Reputation: 607
I need a regular expression to match and extract groups for a file name that will have the following format:
<artifactName>-<version>-<classifier>.<extension>
Where:
<artifactName>
can have dashes in it<version>
must be of the format X
, X.Y
, X.X.Y
, or X.X.X.Y
, where X is any number of digits and Y is an alphanumeric string that can contain underscores<classifier>
must be one of the following formats:<datestring>b<buildNumber>_<branch>
<branch>
<datestring>
is a 14 digit number, <buildNumber>
is any number of digits, and <branch>
is any alphanumeric string that can contain dashes or periods<extension>
can be any alphanumeric string that can contain underscoresSo far I have this regular expression, which works in online regex testers, but it fails when tested in a bash script:
^(.+)-((?:[[:digit:]]+\.){0,3}(?:[[:digit:]]+))-((?:([0-9]{14})b([[:digit:]]+)_([^\.]*))|(?:[^\.]*))\.(.+)$
The script I am using looks like this:
FILE_NAME='some-artifact-1.2.3.4-20180911123456b123_branch.ex.ten.sion'
REGEX='^(.+)-((?:[[:digit:]]+\.){0,3}(?:[[:digit:]]+))-((?:([0-9]{14})b([[:digit:]]+)_([^\.]*))|(?:[^\.]*))\.(.+)$'
if [[ "${FILE_NAME}" =~ ${REGEX} ]]
then
echo "Artifact = ${BASH_REMATCH[1]}"
echo "Version = ${BASH_REMATCH[2]}"
echo "Classifier = ${BASH_REMATCH[3]}"
echo "Build Date = ${BASH_REMATCH[4]}"
echo "Build Number = ${BASH_REMATCH[5]}"
echo "Branch = ${BASH_REMATCH[6]}"

SOURCE DATA:
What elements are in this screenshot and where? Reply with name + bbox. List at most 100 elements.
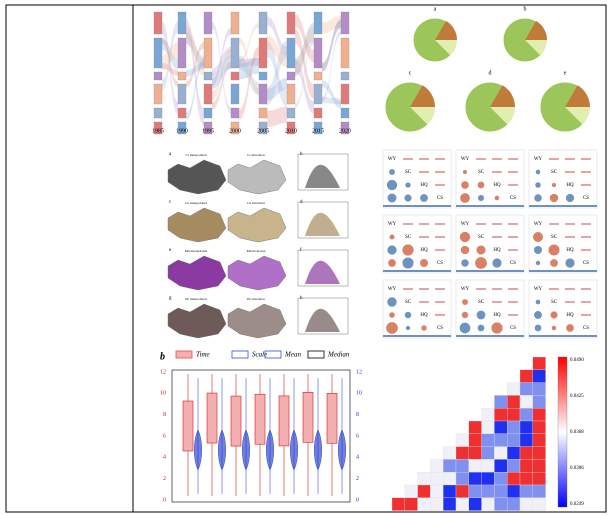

WORK REQUIRED: Give the continuation of the bash regex question above the material, picking up right after its final line.

RESULT FOR THIS TASK:
echo "Extension = ${BASH_REMATCH[7]}"
fi
I am assuming the interpreter that bash uses requires a little different syntax, but I cannot figure out how to convert the regular expression that works in the online testers into one that works in bash.
Upvotes: 1
Views: 2447
Reputation: 246827
Using shell parameter expansion: It's a bit verbose, but reliable.
FILE_NAME='some-artifact-1.2.3.4-20180911123456b123_branch.ex.ten.sion'
art_ver=${FILE_NAME%-*}
artifact=${art_ver%-*}
version=${art_ver##*-}
class_ext=${FILE_NAME##*-}
classification=${class_ext%%.*}
extension=${class_ext#*.}
printf "%s\n" "$artifact" "$version" "$classification" "$extension"
some-artifact
1.2.3.4
20180911123456b123_branch
ex.ten.sion
I just read your requirements more carefully: if the branch can contain dots and the extension can contain dots, it is impossible to determine where the branch stops and the extension begins.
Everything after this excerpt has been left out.